» **Required task**: Pictures are not part of the copy; repeat everything else in the records exactly.

» **Lines of data**:
= = = = = = =

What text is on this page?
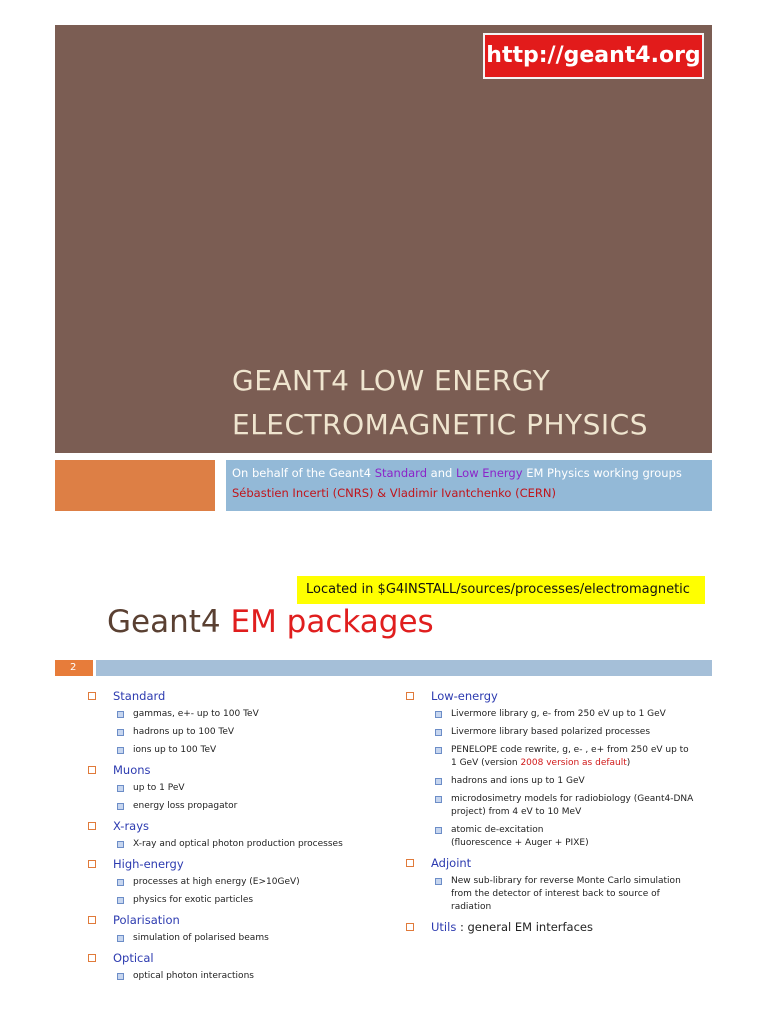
http://geant4.org
GEANT4 LOW ENERGY
ELECTROMAGNETIC PHYSICS
On behalf of the Geant4 Standard and Low Energy EM Physics working groups
Sébastien Incerti (CNRS) & Vladimir Ivantchenko (CERN)
Located in $G4INSTALL/sources/processes/electromagnetic
Geant4 EM packages
2
Standard
gammas, e+- up to 100 TeV
hadrons up to 100 TeV
ions up to 100 TeV
Muons
up to 1 PeV
energy loss propagator
X-rays
X-ray and optical photon production processes
High-energy
processes at high energy (E>10GeV)
physics for exotic particles
Polarisation
simulation of polarised beams
Optical
optical photon interactions
Low-energy
Livermore library g, e- from 250 eV up to 1 GeV
Livermore library based polarized processes
PENELOPE code rewrite, g, e- , e+ from 250 eV up to 1 GeV (version 2008 version as default)
hadrons and ions up to 1 GeV
microdosimetry models for radiobiology (Geant4-DNA project) from 4 eV to 10 MeV
atomic de-excitation
(fluorescence + Auger + PIXE)
Adjoint
New sub-library for reverse Monte Carlo simulation from the detector of interest back to source of radiation
Utils : general EM interfaces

= = = = = = =

» **Written answer**:
What text is on this page?
http://geant4.org
GEANT4 LOW ENERGY
ELECTROMAGNETIC PHYSICS
On behalf of the Geant4 Standard and Low Energy EM Physics working groups
Sébastien Incerti (CNRS) & Vladimir Ivantchenko (CERN)
Located in $G4INSTALL/sources/processes/electromagnetic
Geant4 EM packages
2
Standard
gammas, e+- up to 100 TeV
hadrons up to 100 TeV
ions up to 100 TeV
Muons
up to 1 PeV
energy loss propagator
X-rays
X-ray and optical photon production processes
High-energy
processes at high energy (E>10GeV)
physics for exotic particles
Polarisation
simulation of polarised beams
Optical
optical photon interactions
Low-energy
Livermore library g, e- from 250 eV up to 1 GeV
Livermore library based polarized processes
PENELOPE code rewrite, g, e- , e+ from 250 eV up to 1 GeV (version 2008 version as default)
hadrons and ions up to 1 GeV
microdosimetry models for radiobiology (Geant4-DNA project) from 4 eV to 10 MeV
atomic de-excitation
(fluorescence + Auger + PIXE)
Adjoint
New sub-library for reverse Monte Carlo simulation from the detector of interest back to source of radiation
Utils : general EM interfaces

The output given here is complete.